Repeat all of the material exactly as given.
━━ Recorded data
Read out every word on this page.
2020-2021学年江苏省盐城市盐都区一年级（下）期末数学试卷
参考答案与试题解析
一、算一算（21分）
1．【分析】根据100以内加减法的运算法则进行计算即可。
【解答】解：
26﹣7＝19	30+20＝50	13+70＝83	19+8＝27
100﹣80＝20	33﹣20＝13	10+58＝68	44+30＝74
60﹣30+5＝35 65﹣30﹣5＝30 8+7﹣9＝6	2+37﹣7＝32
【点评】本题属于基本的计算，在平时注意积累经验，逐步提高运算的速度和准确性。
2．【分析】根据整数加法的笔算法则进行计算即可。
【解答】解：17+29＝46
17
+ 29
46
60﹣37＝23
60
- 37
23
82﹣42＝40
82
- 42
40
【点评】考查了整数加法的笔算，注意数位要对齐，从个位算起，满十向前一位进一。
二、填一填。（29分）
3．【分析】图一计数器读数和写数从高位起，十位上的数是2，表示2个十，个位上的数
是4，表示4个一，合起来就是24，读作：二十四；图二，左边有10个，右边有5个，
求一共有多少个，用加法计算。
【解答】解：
━━━━
## [Response for this exercise]
Read out every word on this page.
2020-2021学年江苏省盐城市盐都区一年级（下）期末数学试卷
参考答案与试题解析
一、算一算（21分）
1．【分析】根据100以内加减法的运算法则进行计算即可。
【解答】解：
26﹣7＝19	30+20＝50	13+70＝83	19+8＝27
100﹣80＝20	33﹣20＝13	10+58＝68	44+30＝74
60﹣30+5＝35 65﹣30﹣5＝30 8+7﹣9＝6	2+37﹣7＝32
【点评】本题属于基本的计算，在平时注意积累经验，逐步提高运算的速度和准确性。
2．【分析】根据整数加法的笔算法则进行计算即可。
【解答】解：17+29＝46
17
+ 29
46
60﹣37＝23
60
- 37
23
82﹣42＝40
82
- 42
40
【点评】考查了整数加法的笔算，注意数位要对齐，从个位算起，满十向前一位进一。
二、填一填。（29分）
3．【分析】图一计数器读数和写数从高位起，十位上的数是2，表示2个十，个位上的数
是4，表示4个一，合起来就是24，读作：二十四；图二，左边有10个，右边有5个，
求一共有多少个，用加法计算。
【解答】解：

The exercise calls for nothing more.